Figure record listings
## begin
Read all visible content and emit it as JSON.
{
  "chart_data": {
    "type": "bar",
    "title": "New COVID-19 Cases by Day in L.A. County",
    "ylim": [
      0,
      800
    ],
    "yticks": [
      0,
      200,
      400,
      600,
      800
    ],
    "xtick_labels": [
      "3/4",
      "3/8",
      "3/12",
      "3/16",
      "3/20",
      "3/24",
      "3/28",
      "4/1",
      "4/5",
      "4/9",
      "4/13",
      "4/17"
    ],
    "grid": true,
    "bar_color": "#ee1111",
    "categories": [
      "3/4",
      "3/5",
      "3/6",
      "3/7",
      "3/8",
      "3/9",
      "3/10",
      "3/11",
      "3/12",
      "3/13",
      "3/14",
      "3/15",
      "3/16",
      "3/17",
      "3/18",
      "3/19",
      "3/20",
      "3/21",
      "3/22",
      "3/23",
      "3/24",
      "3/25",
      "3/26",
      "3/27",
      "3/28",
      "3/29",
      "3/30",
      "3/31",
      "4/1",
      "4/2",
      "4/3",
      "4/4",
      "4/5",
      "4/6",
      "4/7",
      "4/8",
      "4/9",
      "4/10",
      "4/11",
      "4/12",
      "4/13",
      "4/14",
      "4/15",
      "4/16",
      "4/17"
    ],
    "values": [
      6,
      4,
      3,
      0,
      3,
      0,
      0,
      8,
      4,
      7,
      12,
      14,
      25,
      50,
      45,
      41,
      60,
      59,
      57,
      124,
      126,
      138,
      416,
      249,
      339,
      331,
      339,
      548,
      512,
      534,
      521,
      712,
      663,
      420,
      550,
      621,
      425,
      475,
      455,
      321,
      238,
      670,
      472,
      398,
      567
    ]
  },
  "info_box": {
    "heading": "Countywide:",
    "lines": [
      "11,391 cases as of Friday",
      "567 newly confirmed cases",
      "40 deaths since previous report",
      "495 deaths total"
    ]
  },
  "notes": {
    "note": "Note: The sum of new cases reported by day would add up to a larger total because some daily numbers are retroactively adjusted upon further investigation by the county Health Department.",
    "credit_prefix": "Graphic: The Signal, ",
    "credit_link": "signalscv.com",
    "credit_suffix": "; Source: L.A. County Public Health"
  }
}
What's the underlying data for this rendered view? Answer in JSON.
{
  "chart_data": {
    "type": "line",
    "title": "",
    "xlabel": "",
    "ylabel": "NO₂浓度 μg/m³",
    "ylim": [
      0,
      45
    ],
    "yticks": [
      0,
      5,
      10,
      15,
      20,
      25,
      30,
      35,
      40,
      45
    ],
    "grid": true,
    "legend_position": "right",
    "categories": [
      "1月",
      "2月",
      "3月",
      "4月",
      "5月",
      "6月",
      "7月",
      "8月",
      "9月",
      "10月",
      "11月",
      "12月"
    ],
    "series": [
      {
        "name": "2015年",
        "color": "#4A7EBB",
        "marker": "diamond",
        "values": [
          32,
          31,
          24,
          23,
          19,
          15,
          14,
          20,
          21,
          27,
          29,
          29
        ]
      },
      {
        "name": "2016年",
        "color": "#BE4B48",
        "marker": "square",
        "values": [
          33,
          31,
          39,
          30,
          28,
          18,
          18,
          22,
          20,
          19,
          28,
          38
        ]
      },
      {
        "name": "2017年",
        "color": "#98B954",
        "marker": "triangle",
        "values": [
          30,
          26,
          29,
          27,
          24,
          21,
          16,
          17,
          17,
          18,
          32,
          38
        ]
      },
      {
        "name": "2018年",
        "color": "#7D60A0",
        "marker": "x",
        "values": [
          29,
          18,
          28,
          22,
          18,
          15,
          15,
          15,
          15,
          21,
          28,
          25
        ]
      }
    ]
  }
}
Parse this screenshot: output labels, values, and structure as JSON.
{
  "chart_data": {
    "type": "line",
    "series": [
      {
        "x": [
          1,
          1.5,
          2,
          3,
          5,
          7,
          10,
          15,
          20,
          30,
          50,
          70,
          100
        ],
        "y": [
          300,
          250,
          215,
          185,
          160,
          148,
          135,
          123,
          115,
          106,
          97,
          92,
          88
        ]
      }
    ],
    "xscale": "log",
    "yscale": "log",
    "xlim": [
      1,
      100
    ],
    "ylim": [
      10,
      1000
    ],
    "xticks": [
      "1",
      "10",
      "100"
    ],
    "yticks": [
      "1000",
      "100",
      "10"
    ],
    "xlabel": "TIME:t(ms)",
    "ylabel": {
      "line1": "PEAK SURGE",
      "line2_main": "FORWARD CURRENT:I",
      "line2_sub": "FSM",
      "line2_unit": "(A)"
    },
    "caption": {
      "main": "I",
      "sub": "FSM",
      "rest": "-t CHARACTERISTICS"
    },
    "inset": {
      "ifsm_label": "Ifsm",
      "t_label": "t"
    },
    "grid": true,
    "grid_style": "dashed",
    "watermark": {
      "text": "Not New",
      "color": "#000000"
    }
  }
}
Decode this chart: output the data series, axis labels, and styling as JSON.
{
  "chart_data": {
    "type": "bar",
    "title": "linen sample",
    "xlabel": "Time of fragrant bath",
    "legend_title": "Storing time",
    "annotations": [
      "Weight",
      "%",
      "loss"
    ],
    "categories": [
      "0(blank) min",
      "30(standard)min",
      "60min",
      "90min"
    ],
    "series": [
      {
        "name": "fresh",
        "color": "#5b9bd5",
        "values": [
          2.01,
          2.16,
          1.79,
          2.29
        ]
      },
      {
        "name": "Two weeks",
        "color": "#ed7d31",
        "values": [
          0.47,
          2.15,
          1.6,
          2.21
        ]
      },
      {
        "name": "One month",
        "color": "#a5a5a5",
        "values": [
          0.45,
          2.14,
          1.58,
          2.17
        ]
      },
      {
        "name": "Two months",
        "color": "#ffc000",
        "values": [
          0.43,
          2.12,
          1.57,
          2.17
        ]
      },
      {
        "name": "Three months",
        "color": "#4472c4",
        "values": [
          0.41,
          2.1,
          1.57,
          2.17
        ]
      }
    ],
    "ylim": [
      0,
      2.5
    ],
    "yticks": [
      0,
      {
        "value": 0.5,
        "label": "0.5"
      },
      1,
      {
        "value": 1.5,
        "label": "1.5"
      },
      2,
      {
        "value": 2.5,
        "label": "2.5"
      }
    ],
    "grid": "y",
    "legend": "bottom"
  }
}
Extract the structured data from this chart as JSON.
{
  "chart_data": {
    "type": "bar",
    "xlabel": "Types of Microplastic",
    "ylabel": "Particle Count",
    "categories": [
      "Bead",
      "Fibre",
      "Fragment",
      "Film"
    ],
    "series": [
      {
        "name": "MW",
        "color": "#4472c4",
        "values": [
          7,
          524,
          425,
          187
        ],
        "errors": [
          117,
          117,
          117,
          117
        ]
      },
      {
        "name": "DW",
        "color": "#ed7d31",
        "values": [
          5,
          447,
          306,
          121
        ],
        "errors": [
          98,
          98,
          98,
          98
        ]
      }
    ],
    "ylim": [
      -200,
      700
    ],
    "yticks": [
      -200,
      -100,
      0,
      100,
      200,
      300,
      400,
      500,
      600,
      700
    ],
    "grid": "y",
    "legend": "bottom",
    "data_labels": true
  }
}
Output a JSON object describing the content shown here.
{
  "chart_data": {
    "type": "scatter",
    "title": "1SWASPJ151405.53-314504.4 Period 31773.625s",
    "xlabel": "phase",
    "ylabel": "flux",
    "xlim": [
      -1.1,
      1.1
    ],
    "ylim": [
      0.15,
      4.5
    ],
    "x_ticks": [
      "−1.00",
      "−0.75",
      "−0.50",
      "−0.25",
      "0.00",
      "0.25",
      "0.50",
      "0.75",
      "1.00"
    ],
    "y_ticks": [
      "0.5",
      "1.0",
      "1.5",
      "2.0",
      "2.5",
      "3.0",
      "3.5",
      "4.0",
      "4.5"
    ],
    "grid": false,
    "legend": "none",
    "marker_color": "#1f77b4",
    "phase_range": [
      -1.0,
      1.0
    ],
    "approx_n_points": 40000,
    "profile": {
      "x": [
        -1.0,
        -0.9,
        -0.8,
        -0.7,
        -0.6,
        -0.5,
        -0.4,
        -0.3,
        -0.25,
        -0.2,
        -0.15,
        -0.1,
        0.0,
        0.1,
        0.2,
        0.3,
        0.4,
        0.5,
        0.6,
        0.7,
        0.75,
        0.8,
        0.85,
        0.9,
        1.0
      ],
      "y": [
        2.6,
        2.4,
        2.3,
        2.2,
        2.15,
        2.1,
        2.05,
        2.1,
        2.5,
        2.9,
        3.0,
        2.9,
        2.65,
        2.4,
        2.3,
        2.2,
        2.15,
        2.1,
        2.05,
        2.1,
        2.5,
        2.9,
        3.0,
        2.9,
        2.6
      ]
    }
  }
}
## end
Each line that holds the word "total" should be extracted from the records.

      "495 deaths total"
    "note": "Note: The sum of new cases reported by day would add up to a larger total because some daily numbers are retroactively adjusted upon further investigation by the county Health Department.",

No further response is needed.